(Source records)
= = =

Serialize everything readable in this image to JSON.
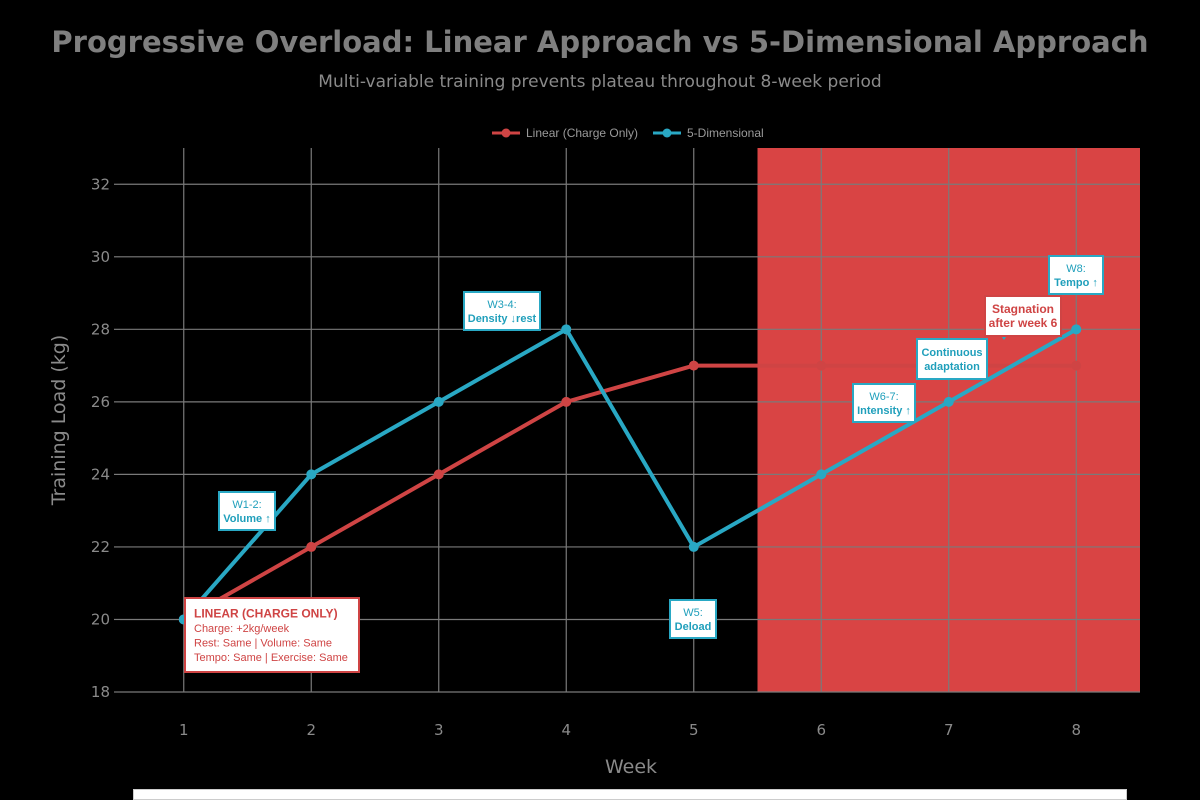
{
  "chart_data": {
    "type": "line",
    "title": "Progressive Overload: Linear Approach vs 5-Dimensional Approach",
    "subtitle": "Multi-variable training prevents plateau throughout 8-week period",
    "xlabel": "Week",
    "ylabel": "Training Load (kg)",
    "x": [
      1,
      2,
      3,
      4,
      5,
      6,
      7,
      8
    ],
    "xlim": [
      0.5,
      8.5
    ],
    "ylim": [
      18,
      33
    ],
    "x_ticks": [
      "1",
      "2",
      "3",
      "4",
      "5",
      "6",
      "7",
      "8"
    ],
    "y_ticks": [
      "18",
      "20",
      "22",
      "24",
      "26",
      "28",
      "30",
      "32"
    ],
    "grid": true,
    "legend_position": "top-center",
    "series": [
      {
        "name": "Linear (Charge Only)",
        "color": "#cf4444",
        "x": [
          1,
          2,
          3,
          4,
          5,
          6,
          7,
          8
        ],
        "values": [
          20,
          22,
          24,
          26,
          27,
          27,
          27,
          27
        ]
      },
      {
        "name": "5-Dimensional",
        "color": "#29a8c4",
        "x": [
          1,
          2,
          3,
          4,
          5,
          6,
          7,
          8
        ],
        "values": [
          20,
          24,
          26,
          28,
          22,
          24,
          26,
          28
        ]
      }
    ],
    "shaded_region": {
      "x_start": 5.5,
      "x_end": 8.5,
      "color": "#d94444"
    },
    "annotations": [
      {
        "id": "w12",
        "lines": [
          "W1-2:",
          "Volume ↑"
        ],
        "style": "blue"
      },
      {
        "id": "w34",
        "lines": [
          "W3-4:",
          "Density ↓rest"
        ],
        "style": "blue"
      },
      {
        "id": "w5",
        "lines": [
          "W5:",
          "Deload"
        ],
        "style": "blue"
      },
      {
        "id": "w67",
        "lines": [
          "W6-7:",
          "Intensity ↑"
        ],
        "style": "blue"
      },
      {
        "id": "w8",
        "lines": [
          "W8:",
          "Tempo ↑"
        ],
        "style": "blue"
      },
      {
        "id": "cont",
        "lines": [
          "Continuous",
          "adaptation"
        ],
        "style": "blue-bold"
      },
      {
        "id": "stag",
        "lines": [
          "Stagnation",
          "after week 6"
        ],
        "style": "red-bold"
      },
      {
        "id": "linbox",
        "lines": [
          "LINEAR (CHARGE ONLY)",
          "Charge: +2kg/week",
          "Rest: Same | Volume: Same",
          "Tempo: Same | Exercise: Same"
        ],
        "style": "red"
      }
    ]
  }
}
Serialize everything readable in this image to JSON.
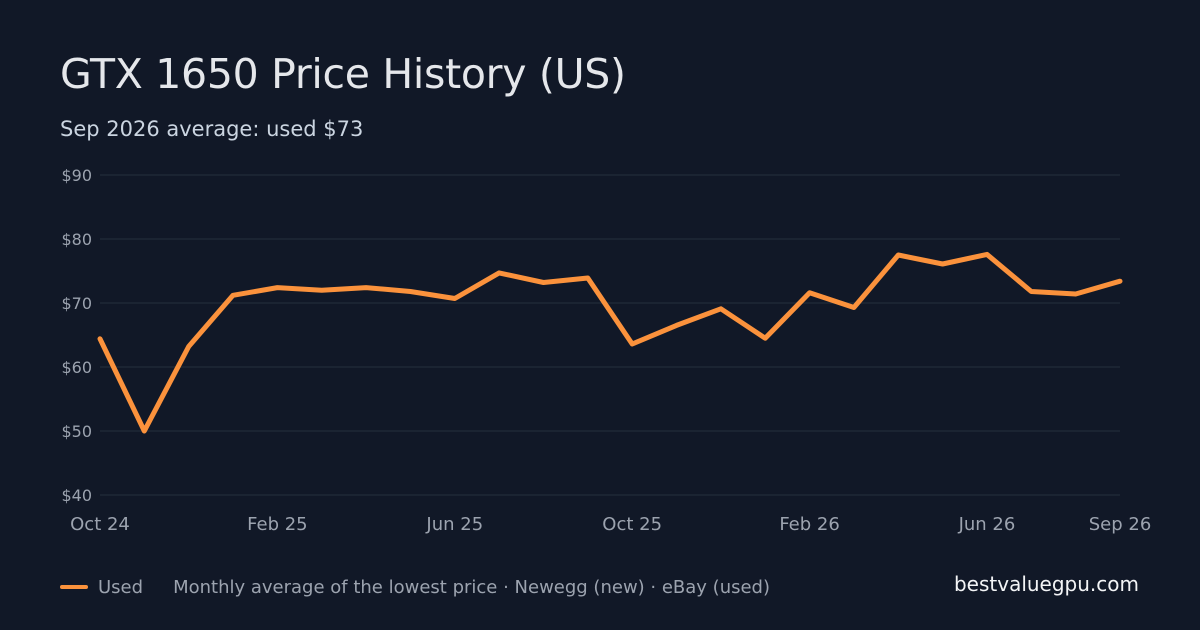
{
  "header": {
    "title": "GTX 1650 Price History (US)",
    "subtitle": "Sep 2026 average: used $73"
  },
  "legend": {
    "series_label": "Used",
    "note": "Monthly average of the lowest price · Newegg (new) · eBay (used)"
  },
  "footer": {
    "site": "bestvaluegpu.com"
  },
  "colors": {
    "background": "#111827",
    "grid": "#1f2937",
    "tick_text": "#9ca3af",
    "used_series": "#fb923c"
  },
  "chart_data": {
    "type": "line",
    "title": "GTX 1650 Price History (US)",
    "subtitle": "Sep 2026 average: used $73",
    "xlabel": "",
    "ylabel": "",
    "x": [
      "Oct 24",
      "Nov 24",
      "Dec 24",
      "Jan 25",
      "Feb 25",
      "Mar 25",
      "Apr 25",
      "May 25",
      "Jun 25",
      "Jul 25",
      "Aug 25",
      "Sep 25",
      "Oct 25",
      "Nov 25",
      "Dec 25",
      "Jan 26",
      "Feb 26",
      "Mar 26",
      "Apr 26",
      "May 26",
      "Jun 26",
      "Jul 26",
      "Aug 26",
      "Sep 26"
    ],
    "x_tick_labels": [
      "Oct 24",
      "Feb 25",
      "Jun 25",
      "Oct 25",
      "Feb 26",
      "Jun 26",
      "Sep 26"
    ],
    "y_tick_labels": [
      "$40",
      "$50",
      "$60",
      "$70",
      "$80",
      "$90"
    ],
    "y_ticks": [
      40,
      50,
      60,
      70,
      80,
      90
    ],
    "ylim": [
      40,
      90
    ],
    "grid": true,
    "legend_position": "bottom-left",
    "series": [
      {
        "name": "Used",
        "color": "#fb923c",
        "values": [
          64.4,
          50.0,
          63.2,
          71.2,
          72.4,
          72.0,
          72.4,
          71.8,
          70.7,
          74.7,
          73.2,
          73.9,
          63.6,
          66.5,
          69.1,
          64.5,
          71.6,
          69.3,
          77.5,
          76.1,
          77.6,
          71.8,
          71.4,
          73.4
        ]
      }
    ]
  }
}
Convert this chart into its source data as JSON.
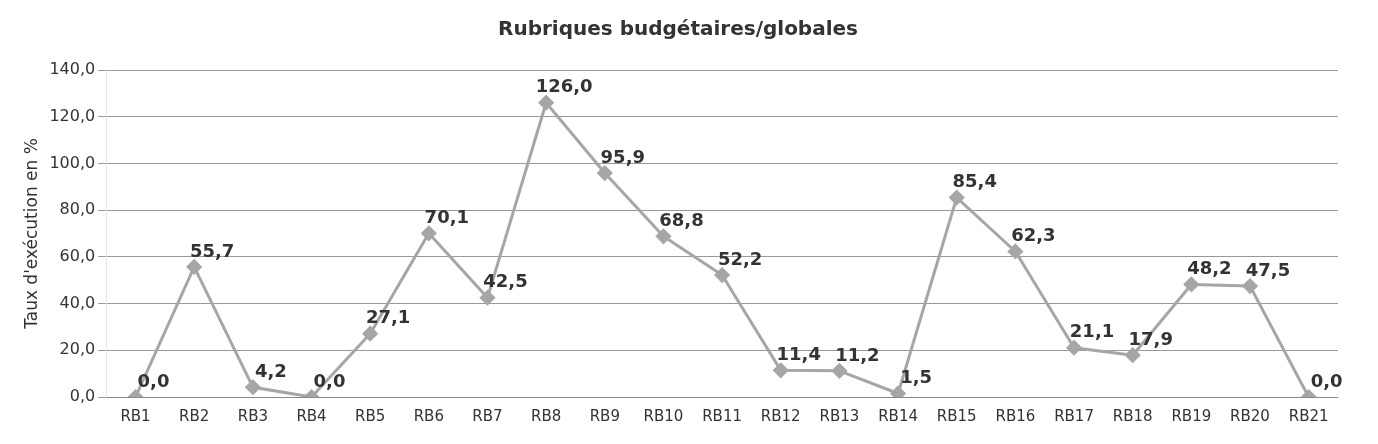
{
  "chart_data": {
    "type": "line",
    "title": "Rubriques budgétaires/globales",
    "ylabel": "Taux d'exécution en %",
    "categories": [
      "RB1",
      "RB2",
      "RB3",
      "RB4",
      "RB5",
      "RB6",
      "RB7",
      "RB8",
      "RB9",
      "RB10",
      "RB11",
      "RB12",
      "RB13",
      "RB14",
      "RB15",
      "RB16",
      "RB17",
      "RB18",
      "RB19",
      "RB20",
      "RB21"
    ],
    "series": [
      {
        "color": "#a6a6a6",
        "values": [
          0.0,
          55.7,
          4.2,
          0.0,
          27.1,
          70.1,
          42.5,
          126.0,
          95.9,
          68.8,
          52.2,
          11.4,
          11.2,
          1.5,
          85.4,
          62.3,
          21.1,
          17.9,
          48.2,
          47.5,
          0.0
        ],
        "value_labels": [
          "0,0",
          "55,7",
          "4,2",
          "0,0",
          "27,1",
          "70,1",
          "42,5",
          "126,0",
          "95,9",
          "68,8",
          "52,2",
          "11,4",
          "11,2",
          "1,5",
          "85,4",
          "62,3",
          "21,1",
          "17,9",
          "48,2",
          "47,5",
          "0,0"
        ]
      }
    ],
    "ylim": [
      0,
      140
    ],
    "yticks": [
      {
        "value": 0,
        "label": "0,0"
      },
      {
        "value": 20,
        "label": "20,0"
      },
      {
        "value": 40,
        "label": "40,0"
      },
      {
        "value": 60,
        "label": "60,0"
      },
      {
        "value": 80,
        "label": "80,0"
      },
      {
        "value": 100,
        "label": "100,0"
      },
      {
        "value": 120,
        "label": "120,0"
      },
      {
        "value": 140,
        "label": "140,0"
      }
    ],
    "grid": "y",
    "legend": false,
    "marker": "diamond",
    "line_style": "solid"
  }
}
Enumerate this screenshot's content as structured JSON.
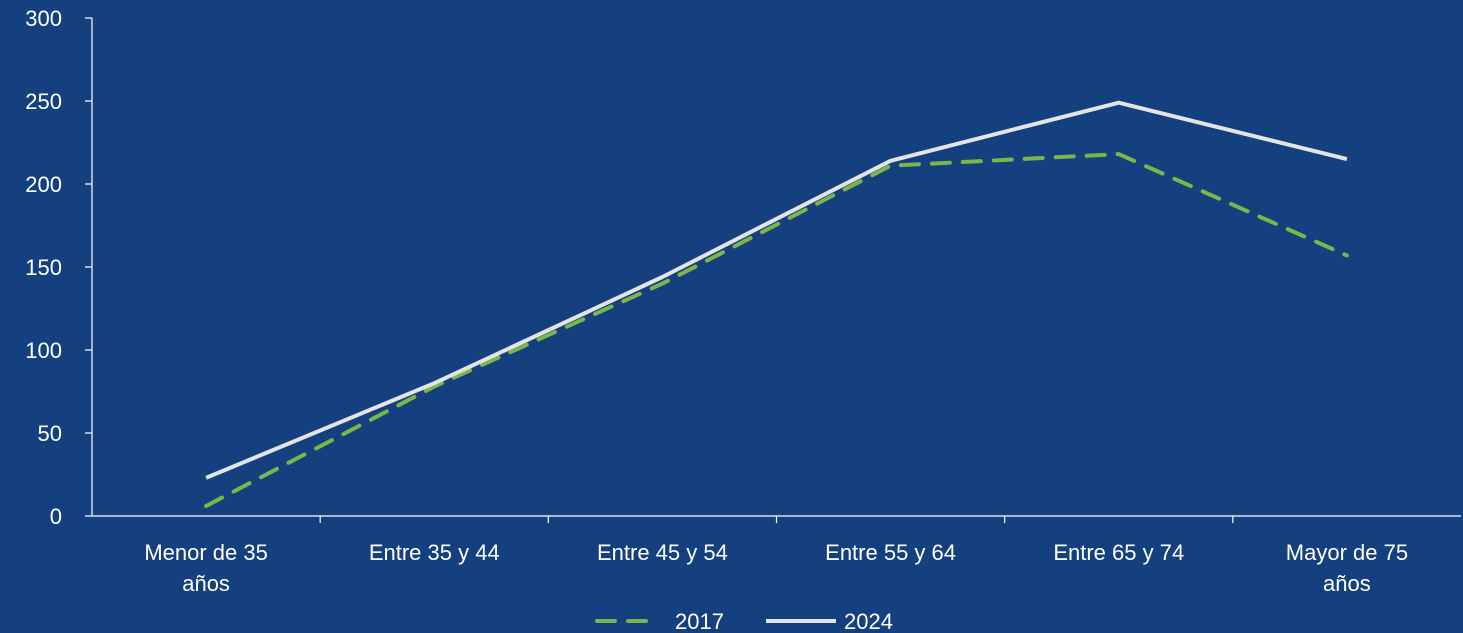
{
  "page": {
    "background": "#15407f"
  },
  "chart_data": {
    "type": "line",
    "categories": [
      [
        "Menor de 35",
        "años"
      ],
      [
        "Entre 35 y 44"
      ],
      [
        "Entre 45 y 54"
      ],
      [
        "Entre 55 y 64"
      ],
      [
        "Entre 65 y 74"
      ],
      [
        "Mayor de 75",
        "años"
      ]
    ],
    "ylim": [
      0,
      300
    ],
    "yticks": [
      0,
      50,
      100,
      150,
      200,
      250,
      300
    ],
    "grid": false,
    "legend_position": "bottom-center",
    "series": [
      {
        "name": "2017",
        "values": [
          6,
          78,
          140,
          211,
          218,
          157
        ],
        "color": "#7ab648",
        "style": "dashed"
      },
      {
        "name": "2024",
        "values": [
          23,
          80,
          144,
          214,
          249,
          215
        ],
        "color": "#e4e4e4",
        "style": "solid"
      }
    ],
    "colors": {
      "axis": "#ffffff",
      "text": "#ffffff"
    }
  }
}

= = =

* _Required work_
Copy every line above word for word and exclude the pictures.

* _Expected answer_
Serialize everything readable in this image to JSON.
{
  "chart_data": {
    "type": "line",
    "title": "Progressive Overload: Linear Approach vs 5-Dimensional Approach",
    "subtitle": "Multi-variable training prevents plateau throughout 8-week period",
    "xlabel": "Week",
    "ylabel": "Training Load (kg)",
    "x": [
      1,
      2,
      3,
      4,
      5,
      6,
      7,
      8
    ],
    "xlim": [
      0.5,
      8.5
    ],
    "ylim": [
      18,
      33
    ],
    "x_ticks": [
      "1",
      "2",
      "3",
      "4",
      "5",
      "6",
      "7",
      "8"
    ],
    "y_ticks": [
      "18",
      "20",
      "22",
      "24",
      "26",
      "28",
      "30",
      "32"
    ],
    "grid": true,
    "legend_position": "top-center",
    "series": [
      {
        "name": "Linear (Charge Only)",
        "color": "#cf4444",
        "x": [
          1,
          2,
          3,
          4,
          5,
          6,
          7,
          8
        ],
        "values": [
          20,
          22,
          24,
          26,
          27,
          27,
          27,
          27
        ]
      },
      {
        "name": "5-Dimensional",
        "color": "#29a8c4",
        "x": [
          1,
          2,
          3,
          4,
          5,
          6,
          7,
          8
        ],
        "values": [
          20,
          24,
          26,
          28,
          22,
          24,
          26,
          28
        ]
      }
    ],
    "shaded_region": {
      "x_start": 5.5,
      "x_end": 8.5,
      "color": "#d94444"
    },
    "annotations": [
      {
        "id": "w12",
        "lines": [
          "W1-2:",
          "Volume ↑"
        ],
        "style": "blue"
      },
      {
        "id": "w34",
        "lines": [
          "W3-4:",
          "Density ↓rest"
        ],
        "style": "blue"
      },
      {
        "id": "w5",
        "lines": [
          "W5:",
          "Deload"
        ],
        "style": "blue"
      },
      {
        "id": "w67",
        "lines": [
          "W6-7:",
          "Intensity ↑"
        ],
        "style": "blue"
      },
      {
        "id": "w8",
        "lines": [
          "W8:",
          "Tempo ↑"
        ],
        "style": "blue"
      },
      {
        "id": "cont",
        "lines": [
          "Continuous",
          "adaptation"
        ],
        "style": "blue-bold"
      },
      {
        "id": "stag",
        "lines": [
          "Stagnation",
          "after week 6"
        ],
        "style": "red-bold"
      },
      {
        "id": "linbox",
        "lines": [
          "LINEAR (CHARGE ONLY)",
          "Charge: +2kg/week",
          "Rest: Same | Volume: Same",
          "Tempo: Same | Exercise: Same"
        ],
        "style": "red"
      }
    ]
  }
}
Serialize everything readable in this image to JSON.
{
  "header": {
    "title": "GTX 1650 Price History (US)",
    "subtitle": "Sep 2026 average: used $73"
  },
  "legend": {
    "series_label": "Used",
    "note": "Monthly average of the lowest price · Newegg (new) · eBay (used)"
  },
  "footer": {
    "site": "bestvaluegpu.com"
  },
  "colors": {
    "background": "#111827",
    "grid": "#1f2937",
    "tick_text": "#9ca3af",
    "used_series": "#fb923c"
  },
  "chart_data": {
    "type": "line",
    "title": "GTX 1650 Price History (US)",
    "subtitle": "Sep 2026 average: used $73",
    "xlabel": "",
    "ylabel": "",
    "x": [
      "Oct 24",
      "Nov 24",
      "Dec 24",
      "Jan 25",
      "Feb 25",
      "Mar 25",
      "Apr 25",
      "May 25",
      "Jun 25",
      "Jul 25",
      "Aug 25",
      "Sep 25",
      "Oct 25",
      "Nov 25",
      "Dec 25",
      "Jan 26",
      "Feb 26",
      "Mar 26",
      "Apr 26",
      "May 26",
      "Jun 26",
      "Jul 26",
      "Aug 26",
      "Sep 26"
    ],
    "x_tick_labels": [
      "Oct 24",
      "Feb 25",
      "Jun 25",
      "Oct 25",
      "Feb 26",
      "Jun 26",
      "Sep 26"
    ],
    "y_tick_labels": [
      "$40",
      "$50",
      "$60",
      "$70",
      "$80",
      "$90"
    ],
    "y_ticks": [
      40,
      50,
      60,
      70,
      80,
      90
    ],
    "ylim": [
      40,
      90
    ],
    "grid": true,
    "legend_position": "bottom-left",
    "series": [
      {
        "name": "Used",
        "color": "#fb923c",
        "values": [
          64.4,
          50.0,
          63.2,
          71.2,
          72.4,
          72.0,
          72.4,
          71.8,
          70.7,
          74.7,
          73.2,
          73.9,
          63.6,
          66.5,
          69.1,
          64.5,
          71.6,
          69.3,
          77.5,
          76.1,
          77.6,
          71.8,
          71.4,
          73.4
        ]
      }
    ]
  }
}
Convert this chart into its source data as JSON.
{
  "chart_data": {
    "type": "line",
    "title": "Rubriques budgétaires/globales",
    "ylabel": "Taux d'exécution en %",
    "categories": [
      "RB1",
      "RB2",
      "RB3",
      "RB4",
      "RB5",
      "RB6",
      "RB7",
      "RB8",
      "RB9",
      "RB10",
      "RB11",
      "RB12",
      "RB13",
      "RB14",
      "RB15",
      "RB16",
      "RB17",
      "RB18",
      "RB19",
      "RB20",
      "RB21"
    ],
    "series": [
      {
        "color": "#a6a6a6",
        "values": [
          0.0,
          55.7,
          4.2,
          0.0,
          27.1,
          70.1,
          42.5,
          126.0,
          95.9,
          68.8,
          52.2,
          11.4,
          11.2,
          1.5,
          85.4,
          62.3,
          21.1,
          17.9,
          48.2,
          47.5,
          0.0
        ],
        "value_labels": [
          "0,0",
          "55,7",
          "4,2",
          "0,0",
          "27,1",
          "70,1",
          "42,5",
          "126,0",
          "95,9",
          "68,8",
          "52,2",
          "11,4",
          "11,2",
          "1,5",
          "85,4",
          "62,3",
          "21,1",
          "17,9",
          "48,2",
          "47,5",
          "0,0"
        ]
      }
    ],
    "ylim": [
      0,
      140
    ],
    "yticks": [
      {
        "value": 0,
        "label": "0,0"
      },
      {
        "value": 20,
        "label": "20,0"
      },
      {
        "value": 40,
        "label": "40,0"
      },
      {
        "value": 60,
        "label": "60,0"
      },
      {
        "value": 80,
        "label": "80,0"
      },
      {
        "value": 100,
        "label": "100,0"
      },
      {
        "value": 120,
        "label": "120,0"
      },
      {
        "value": 140,
        "label": "140,0"
      }
    ],
    "grid": "y",
    "legend": false,
    "marker": "diamond",
    "line_style": "solid"
  }
}
Enumerate this screenshot's content as structured JSON.
{
  "page": {
    "background": "#15407f"
  },
  "chart_data": {
    "type": "line",
    "categories": [
      [
        "Menor de 35",
        "años"
      ],
      [
        "Entre 35 y 44"
      ],
      [
        "Entre 45 y 54"
      ],
      [
        "Entre 55 y 64"
      ],
      [
        "Entre 65 y 74"
      ],
      [
        "Mayor de 75",
        "años"
      ]
    ],
    "ylim": [
      0,
      300
    ],
    "yticks": [
      0,
      50,
      100,
      150,
      200,
      250,
      300
    ],
    "grid": false,
    "legend_position": "bottom-center",
    "series": [
      {
        "name": "2017",
        "values": [
          6,
          78,
          140,
          211,
          218,
          157
        ],
        "color": "#7ab648",
        "style": "dashed"
      },
      {
        "name": "2024",
        "values": [
          23,
          80,
          144,
          214,
          249,
          215
        ],
        "color": "#e4e4e4",
        "style": "solid"
      }
    ],
    "colors": {
      "axis": "#ffffff",
      "text": "#ffffff"
    }
  }
}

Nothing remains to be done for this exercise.